Pick out each line below containing "page".

▬▬▬▬▬▬▬▬▬▬

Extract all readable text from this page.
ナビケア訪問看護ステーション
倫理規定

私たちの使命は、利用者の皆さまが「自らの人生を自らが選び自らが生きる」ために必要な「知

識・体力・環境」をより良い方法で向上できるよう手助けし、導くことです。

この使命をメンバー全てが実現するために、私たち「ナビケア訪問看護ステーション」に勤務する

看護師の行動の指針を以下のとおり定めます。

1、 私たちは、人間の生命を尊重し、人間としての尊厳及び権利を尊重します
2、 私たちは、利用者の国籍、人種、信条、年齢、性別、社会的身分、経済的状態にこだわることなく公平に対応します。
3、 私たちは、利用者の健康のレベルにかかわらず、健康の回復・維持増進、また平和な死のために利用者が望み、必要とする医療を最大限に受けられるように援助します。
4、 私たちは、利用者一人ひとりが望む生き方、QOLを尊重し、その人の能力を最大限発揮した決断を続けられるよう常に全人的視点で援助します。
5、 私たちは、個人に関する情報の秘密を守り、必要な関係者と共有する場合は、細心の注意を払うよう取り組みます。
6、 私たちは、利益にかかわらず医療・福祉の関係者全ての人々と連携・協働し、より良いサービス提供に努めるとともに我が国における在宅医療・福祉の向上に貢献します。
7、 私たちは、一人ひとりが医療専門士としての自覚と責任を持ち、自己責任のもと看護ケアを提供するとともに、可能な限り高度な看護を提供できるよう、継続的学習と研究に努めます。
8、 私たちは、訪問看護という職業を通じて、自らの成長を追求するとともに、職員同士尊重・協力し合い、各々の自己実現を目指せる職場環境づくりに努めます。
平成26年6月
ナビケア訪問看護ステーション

▬▬▬▬▬▬▬▬▬▬

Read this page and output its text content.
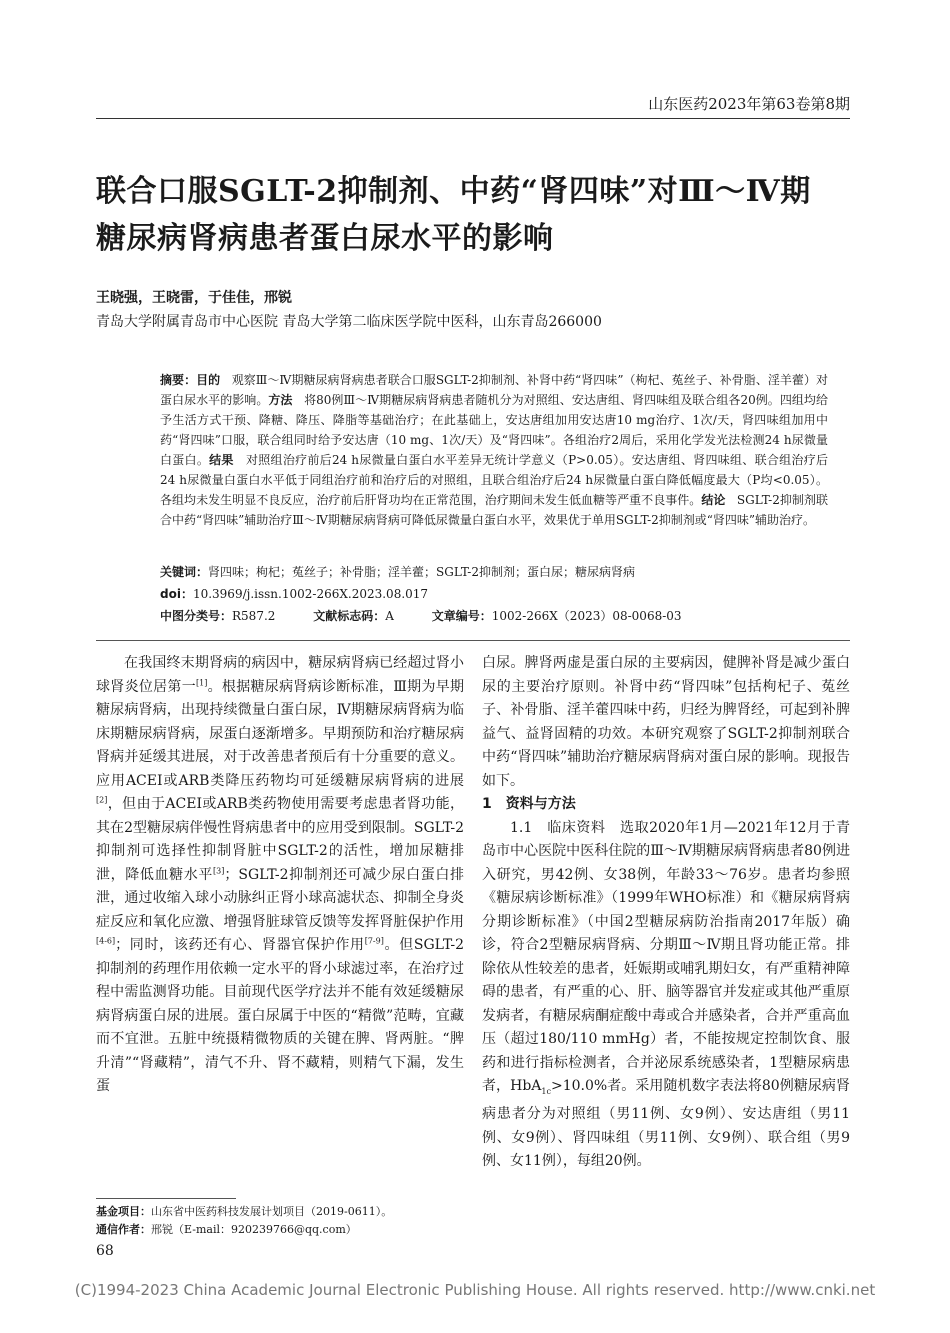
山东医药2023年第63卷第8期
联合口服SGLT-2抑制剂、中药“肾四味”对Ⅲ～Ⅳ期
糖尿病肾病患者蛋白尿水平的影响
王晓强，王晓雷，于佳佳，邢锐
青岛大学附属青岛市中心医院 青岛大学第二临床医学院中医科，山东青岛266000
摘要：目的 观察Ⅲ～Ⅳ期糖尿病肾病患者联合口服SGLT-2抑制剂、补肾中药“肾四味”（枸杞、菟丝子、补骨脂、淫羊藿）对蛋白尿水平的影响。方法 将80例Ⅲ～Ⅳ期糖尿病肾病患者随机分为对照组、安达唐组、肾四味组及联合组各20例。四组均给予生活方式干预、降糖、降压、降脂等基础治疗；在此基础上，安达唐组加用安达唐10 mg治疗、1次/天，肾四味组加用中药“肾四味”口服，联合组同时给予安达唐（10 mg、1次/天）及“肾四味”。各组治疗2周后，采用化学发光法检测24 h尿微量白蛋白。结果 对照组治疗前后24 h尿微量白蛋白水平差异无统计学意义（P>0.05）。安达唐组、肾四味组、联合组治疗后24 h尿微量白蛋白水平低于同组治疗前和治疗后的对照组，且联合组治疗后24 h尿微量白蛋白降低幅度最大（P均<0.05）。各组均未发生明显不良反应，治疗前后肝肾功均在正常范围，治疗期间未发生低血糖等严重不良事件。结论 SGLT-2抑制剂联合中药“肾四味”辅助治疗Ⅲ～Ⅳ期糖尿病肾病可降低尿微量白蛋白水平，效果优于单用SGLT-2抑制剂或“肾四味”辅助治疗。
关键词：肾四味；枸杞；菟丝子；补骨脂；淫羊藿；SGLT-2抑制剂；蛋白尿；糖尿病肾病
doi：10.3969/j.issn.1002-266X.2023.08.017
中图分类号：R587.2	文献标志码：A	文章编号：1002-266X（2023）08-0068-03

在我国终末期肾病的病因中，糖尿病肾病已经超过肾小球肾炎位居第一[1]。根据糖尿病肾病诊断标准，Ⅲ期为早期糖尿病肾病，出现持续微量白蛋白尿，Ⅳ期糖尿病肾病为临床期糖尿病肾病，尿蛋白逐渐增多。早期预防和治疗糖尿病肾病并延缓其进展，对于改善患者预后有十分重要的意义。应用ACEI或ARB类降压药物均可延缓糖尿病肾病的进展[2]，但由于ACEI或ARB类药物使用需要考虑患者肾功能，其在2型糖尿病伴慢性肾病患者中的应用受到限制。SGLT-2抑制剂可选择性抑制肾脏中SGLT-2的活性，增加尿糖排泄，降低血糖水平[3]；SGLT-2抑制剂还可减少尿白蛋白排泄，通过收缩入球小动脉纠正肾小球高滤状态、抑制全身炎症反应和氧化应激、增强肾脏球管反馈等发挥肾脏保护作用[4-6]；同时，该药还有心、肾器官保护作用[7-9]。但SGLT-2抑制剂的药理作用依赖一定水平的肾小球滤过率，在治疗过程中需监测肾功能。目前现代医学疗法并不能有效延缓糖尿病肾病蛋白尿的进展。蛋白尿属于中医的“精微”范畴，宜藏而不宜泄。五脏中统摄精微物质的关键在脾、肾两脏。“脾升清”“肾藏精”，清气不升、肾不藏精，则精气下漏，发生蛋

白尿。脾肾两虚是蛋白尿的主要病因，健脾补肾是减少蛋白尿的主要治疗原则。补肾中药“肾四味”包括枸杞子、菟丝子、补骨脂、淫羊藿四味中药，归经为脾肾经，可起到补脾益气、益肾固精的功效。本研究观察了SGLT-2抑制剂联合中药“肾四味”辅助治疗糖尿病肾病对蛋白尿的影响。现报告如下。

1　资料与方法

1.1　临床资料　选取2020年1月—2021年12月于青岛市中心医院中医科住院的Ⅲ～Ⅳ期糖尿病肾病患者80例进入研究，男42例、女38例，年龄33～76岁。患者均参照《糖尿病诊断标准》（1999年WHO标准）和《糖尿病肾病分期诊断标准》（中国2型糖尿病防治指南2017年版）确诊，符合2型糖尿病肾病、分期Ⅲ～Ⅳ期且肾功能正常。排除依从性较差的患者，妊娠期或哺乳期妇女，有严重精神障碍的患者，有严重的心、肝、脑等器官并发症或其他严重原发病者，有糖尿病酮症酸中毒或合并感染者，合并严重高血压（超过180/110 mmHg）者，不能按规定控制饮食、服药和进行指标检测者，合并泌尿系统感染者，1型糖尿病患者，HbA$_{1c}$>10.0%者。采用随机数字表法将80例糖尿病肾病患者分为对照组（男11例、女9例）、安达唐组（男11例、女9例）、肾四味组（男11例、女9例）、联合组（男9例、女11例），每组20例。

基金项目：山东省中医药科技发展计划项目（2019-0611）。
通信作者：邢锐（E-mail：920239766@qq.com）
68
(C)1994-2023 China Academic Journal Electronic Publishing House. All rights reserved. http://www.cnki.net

▬▬▬▬▬▬▬▬▬▬

FULL OUTPUT =>
Extract all readable text from this page.
Read this page and output its text content.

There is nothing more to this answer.